(Prompt) Report every line in the listing that contains the string "from".

☆ ☆ ☆ ☆

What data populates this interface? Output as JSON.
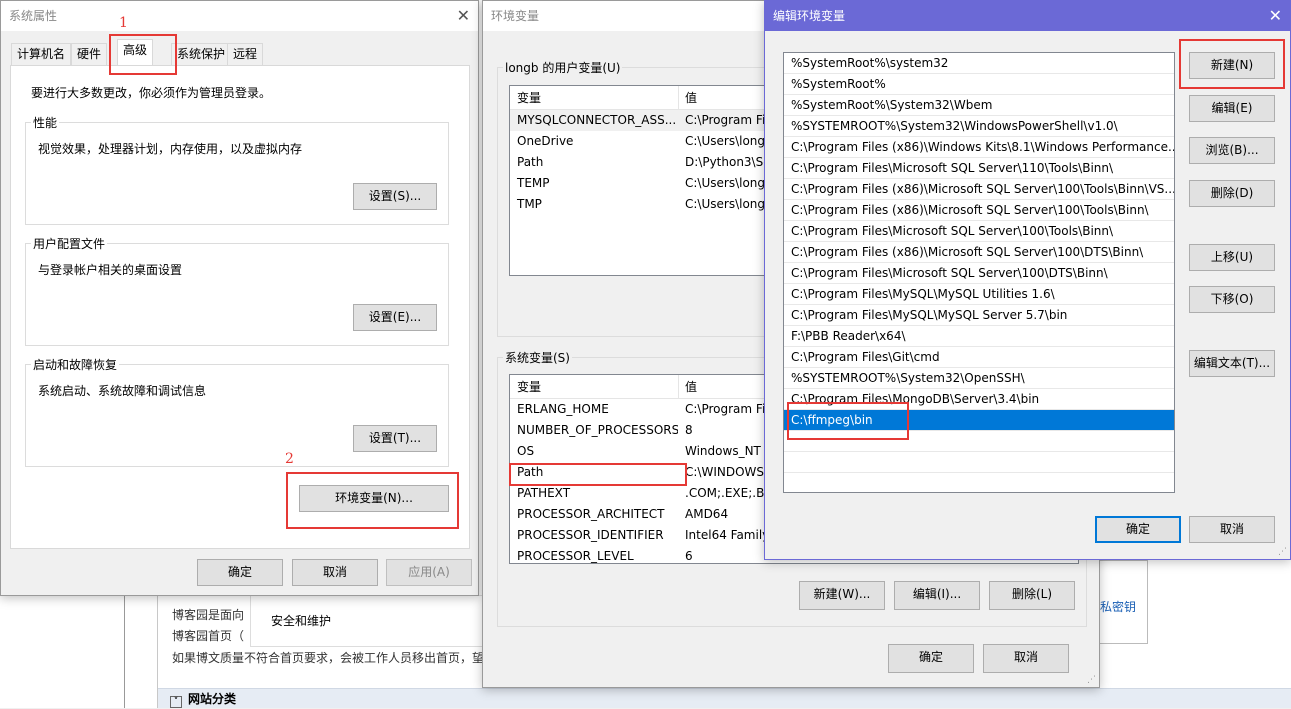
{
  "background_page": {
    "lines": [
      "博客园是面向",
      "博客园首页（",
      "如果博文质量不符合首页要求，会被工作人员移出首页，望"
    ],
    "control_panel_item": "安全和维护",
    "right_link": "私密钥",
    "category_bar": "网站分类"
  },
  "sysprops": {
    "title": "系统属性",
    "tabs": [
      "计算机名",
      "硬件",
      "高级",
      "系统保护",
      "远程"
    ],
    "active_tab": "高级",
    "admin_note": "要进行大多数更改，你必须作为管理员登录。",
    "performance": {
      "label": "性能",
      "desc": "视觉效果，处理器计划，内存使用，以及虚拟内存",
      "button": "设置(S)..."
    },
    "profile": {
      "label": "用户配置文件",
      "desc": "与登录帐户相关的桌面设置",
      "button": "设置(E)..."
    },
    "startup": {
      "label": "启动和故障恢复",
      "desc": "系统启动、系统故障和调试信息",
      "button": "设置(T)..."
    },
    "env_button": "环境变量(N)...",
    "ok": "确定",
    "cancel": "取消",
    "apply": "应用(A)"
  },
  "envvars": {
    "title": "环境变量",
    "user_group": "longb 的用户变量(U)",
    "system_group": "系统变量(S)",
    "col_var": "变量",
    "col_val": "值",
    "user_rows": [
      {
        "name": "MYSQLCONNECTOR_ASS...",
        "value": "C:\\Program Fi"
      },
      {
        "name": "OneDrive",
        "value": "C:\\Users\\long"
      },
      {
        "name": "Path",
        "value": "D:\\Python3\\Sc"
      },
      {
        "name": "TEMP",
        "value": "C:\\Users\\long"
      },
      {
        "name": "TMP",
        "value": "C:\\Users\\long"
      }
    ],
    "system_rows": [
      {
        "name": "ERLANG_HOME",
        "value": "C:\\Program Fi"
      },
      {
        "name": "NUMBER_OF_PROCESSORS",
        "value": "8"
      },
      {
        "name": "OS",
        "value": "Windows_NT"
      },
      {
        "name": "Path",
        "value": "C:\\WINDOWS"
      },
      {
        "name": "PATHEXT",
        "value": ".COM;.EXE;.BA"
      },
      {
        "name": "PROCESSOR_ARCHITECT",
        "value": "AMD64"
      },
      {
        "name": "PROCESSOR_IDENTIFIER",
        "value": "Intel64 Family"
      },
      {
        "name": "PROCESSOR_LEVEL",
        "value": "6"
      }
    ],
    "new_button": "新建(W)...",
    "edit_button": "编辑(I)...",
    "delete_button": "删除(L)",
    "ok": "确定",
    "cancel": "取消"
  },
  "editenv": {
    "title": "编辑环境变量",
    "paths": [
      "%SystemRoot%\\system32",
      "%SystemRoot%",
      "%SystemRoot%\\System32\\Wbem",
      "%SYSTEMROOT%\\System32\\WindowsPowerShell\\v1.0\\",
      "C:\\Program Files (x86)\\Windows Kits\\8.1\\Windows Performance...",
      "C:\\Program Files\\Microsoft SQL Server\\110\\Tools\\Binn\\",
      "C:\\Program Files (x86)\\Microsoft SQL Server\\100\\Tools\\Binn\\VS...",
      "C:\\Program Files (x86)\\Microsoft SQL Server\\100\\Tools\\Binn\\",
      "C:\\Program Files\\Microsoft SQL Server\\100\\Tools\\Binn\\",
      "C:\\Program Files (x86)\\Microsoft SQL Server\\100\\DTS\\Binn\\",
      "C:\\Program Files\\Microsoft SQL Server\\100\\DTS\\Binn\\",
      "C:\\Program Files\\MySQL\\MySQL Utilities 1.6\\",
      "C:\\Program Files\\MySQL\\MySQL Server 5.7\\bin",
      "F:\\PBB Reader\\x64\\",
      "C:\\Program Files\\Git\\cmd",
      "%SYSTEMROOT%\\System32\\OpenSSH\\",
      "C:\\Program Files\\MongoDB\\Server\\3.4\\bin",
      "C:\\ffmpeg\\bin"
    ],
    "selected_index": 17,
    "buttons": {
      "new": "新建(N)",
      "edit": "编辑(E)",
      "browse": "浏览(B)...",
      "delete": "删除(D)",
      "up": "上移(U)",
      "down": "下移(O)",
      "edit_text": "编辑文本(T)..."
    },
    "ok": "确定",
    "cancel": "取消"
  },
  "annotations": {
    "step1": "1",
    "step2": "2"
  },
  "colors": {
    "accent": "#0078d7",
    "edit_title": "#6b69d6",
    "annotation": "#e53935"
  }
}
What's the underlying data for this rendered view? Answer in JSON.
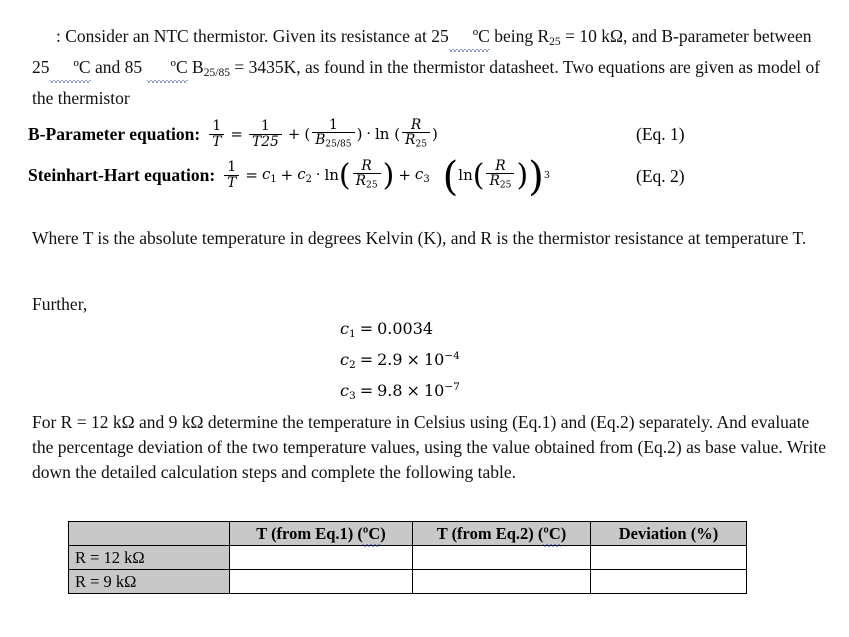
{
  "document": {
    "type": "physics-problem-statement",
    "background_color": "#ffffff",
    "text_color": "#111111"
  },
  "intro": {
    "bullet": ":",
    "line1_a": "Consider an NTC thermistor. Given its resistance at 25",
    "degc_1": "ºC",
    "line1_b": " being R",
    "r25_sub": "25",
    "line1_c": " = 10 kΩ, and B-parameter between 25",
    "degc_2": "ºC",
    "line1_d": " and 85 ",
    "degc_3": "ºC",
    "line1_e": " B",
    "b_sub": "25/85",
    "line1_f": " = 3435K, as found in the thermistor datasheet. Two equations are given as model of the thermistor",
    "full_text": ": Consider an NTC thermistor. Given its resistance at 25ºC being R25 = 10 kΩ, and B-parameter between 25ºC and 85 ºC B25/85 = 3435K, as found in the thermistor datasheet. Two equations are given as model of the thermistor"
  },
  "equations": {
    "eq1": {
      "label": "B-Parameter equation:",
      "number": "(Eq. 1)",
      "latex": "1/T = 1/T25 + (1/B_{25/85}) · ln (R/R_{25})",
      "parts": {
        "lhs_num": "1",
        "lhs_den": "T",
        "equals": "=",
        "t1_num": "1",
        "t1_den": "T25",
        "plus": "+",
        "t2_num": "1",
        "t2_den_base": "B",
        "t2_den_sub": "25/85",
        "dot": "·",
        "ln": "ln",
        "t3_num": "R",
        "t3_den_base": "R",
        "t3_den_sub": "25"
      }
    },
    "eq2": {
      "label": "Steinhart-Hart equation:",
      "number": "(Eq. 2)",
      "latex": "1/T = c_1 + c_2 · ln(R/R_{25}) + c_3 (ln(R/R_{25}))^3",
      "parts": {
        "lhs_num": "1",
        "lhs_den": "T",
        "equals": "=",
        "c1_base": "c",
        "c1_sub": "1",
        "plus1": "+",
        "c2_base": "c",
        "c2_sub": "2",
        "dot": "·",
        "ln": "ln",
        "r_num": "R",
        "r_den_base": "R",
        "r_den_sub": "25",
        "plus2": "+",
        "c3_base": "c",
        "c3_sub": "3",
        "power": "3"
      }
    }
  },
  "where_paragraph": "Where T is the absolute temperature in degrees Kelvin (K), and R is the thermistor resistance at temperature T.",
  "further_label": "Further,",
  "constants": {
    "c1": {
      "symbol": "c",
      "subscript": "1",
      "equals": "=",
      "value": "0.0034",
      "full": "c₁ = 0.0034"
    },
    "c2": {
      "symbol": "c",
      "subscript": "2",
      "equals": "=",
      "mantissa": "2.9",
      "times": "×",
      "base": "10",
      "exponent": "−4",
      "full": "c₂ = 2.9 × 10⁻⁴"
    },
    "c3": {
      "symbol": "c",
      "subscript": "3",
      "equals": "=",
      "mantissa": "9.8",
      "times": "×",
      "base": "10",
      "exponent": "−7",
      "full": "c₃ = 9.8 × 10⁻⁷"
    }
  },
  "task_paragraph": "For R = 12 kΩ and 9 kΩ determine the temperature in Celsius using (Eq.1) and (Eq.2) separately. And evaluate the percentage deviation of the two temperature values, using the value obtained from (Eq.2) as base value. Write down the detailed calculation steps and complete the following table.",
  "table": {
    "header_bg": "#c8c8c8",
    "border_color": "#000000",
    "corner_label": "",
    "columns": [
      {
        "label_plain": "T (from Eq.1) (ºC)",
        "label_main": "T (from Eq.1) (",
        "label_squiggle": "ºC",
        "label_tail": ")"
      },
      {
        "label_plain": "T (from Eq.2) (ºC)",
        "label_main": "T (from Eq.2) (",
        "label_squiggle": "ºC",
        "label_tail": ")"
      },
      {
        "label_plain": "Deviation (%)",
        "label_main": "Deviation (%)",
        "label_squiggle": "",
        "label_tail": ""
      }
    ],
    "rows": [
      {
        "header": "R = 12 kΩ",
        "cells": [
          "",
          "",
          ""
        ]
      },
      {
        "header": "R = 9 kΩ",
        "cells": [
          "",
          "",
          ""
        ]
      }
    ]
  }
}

☆ ☆ ☆ ☆

(Written response)
  "task_paragraph": "For R = 12 kΩ and 9 kΩ determine the temperature in Celsius using (Eq.1) and (Eq.2) separately. And evaluate the percentage deviation of the two temperature values, using the value obtained from (Eq.2) as base value. Write down the detailed calculation steps and complete the following table.",
        "label_plain": "T (from Eq.1) (ºC)",
        "label_main": "T (from Eq.1) (",
        "label_plain": "T (from Eq.2) (ºC)",
        "label_main": "T (from Eq.2) (",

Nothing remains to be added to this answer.